(Collected data)
.....

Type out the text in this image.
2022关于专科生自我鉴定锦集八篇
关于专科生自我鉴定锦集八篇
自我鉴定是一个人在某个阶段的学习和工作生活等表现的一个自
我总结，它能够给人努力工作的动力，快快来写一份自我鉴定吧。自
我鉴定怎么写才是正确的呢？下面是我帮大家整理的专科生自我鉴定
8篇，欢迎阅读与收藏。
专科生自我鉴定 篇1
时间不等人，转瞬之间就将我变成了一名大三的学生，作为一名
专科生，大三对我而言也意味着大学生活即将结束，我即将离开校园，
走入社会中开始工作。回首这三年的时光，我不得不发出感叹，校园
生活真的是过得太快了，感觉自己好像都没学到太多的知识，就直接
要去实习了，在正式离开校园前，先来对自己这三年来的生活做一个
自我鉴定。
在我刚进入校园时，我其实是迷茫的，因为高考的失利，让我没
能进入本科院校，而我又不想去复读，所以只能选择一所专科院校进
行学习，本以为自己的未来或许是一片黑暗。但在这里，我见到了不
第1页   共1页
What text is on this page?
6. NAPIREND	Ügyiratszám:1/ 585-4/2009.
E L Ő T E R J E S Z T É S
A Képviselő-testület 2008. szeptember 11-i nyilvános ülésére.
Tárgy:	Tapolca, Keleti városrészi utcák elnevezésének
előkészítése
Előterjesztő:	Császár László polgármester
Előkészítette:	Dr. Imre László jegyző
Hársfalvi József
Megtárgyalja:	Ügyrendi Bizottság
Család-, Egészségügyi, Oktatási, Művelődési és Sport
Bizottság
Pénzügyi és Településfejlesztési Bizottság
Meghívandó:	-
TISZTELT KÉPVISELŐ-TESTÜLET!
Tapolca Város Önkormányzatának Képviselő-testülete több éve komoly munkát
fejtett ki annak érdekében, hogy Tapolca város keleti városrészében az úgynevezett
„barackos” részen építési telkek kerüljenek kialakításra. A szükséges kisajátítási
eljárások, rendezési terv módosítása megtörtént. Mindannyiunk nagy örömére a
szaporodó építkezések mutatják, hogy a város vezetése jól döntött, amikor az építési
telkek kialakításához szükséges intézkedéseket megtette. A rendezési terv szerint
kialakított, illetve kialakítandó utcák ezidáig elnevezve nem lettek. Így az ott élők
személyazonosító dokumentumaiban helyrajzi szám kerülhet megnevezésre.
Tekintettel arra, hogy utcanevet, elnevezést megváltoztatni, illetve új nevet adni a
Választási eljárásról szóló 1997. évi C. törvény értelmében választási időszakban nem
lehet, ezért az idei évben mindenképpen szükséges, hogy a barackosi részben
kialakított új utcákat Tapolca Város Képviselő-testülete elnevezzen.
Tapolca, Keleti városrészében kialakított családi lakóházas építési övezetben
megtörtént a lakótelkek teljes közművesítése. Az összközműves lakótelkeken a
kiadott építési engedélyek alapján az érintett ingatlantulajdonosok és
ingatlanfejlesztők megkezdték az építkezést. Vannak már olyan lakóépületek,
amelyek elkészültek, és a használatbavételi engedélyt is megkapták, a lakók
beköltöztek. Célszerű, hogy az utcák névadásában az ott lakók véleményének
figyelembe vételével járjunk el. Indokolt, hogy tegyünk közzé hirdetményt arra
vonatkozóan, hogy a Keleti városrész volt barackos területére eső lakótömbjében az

.....

### Given exercise
Filter the records above for "testülete" and copy every matching line.

### Result of the exercise
Tapolca Város Önkormányzatának Képviselő-testülete több éve komoly munkát
kialakított új utcákat Tapolca Város Képviselő-testülete elnevezzen.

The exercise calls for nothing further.